#### Aim of the task
Pictures aside, quote the whole listing exactly.
======
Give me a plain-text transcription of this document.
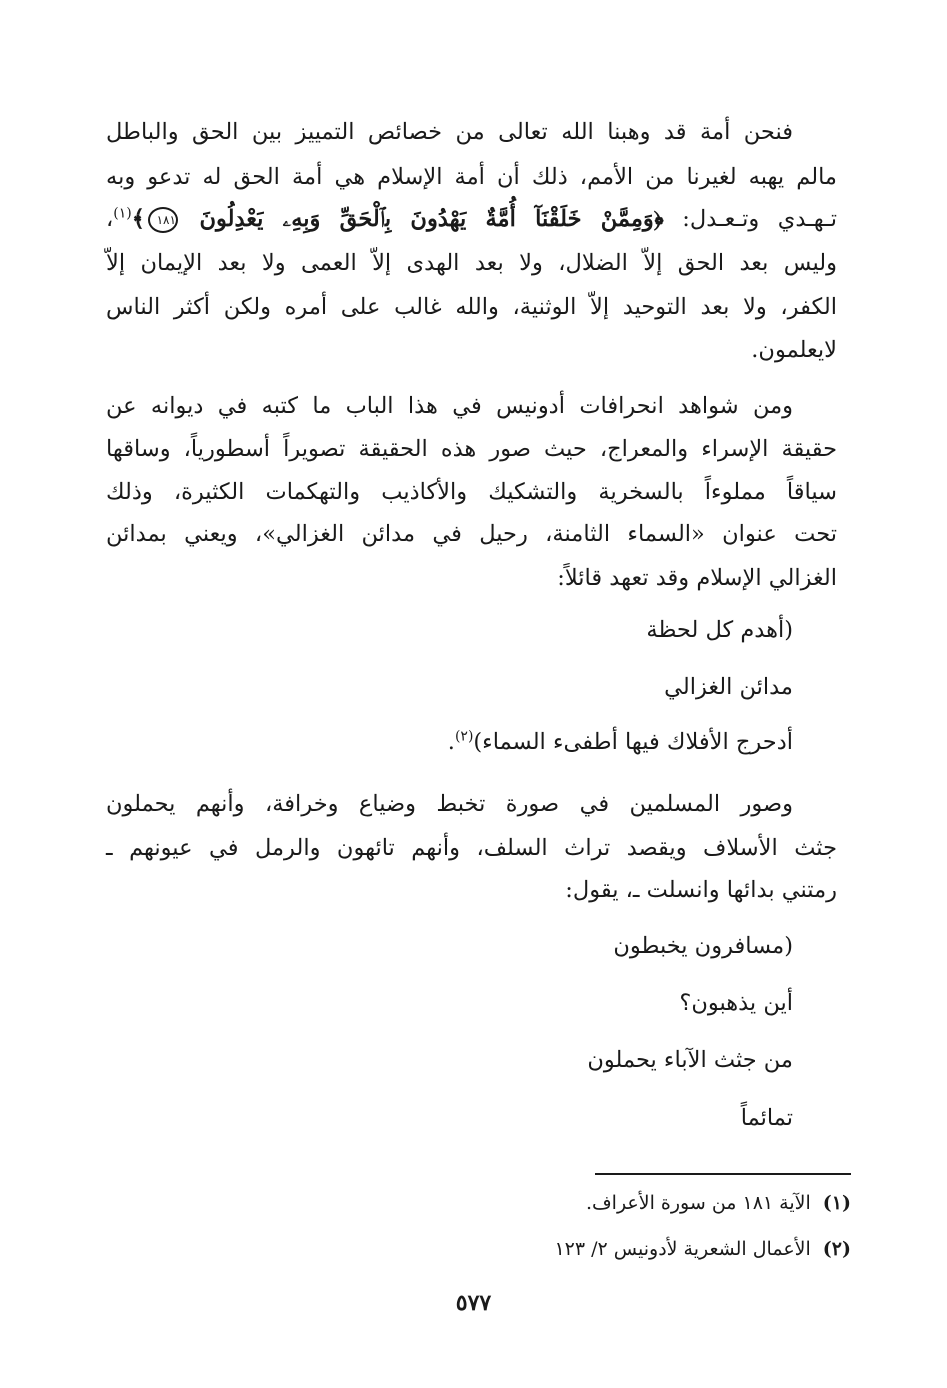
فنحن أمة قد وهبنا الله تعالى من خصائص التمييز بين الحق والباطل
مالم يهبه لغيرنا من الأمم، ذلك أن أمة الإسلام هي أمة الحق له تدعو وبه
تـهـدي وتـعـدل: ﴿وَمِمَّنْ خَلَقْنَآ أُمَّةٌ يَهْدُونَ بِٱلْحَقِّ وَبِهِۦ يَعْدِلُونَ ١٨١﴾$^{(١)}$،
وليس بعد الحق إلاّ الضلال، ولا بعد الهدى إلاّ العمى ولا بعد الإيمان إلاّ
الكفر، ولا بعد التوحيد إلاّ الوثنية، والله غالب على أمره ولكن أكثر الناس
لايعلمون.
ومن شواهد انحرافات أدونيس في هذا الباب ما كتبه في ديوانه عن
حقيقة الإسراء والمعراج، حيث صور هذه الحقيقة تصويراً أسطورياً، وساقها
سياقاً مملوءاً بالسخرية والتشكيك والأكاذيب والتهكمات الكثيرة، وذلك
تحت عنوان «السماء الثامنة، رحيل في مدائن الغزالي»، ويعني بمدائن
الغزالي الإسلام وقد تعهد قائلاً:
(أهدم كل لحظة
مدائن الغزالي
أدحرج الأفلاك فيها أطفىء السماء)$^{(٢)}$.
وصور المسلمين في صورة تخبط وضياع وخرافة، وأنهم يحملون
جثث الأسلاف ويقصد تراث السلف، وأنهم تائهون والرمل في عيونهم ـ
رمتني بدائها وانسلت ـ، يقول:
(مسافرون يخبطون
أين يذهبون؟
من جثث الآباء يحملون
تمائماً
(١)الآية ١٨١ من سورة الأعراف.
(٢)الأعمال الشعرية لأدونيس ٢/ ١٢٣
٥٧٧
======
#### Task result
Give me a plain-text transcription of this document.
فنحن أمة قد وهبنا الله تعالى من خصائص التمييز بين الحق والباطل
مالم يهبه لغيرنا من الأمم، ذلك أن أمة الإسلام هي أمة الحق له تدعو وبه
تـهـدي وتـعـدل: ﴿وَمِمَّنْ خَلَقْنَآ أُمَّةٌ يَهْدُونَ بِٱلْحَقِّ وَبِهِۦ يَعْدِلُونَ ١٨١﴾$^{(١)}$،
وليس بعد الحق إلاّ الضلال، ولا بعد الهدى إلاّ العمى ولا بعد الإيمان إلاّ
الكفر، ولا بعد التوحيد إلاّ الوثنية، والله غالب على أمره ولكن أكثر الناس
لايعلمون.
ومن شواهد انحرافات أدونيس في هذا الباب ما كتبه في ديوانه عن
حقيقة الإسراء والمعراج، حيث صور هذه الحقيقة تصويراً أسطورياً، وساقها
سياقاً مملوءاً بالسخرية والتشكيك والأكاذيب والتهكمات الكثيرة، وذلك
تحت عنوان «السماء الثامنة، رحيل في مدائن الغزالي»، ويعني بمدائن
الغزالي الإسلام وقد تعهد قائلاً:
(أهدم كل لحظة
مدائن الغزالي
أدحرج الأفلاك فيها أطفىء السماء)$^{(٢)}$.
وصور المسلمين في صورة تخبط وضياع وخرافة، وأنهم يحملون
جثث الأسلاف ويقصد تراث السلف، وأنهم تائهون والرمل في عيونهم ـ
رمتني بدائها وانسلت ـ، يقول:
(مسافرون يخبطون
أين يذهبون؟
من جثث الآباء يحملون
تمائماً
(١)الآية ١٨١ من سورة الأعراف.
(٢)الأعمال الشعرية لأدونيس ٢/ ١٢٣
٥٧٧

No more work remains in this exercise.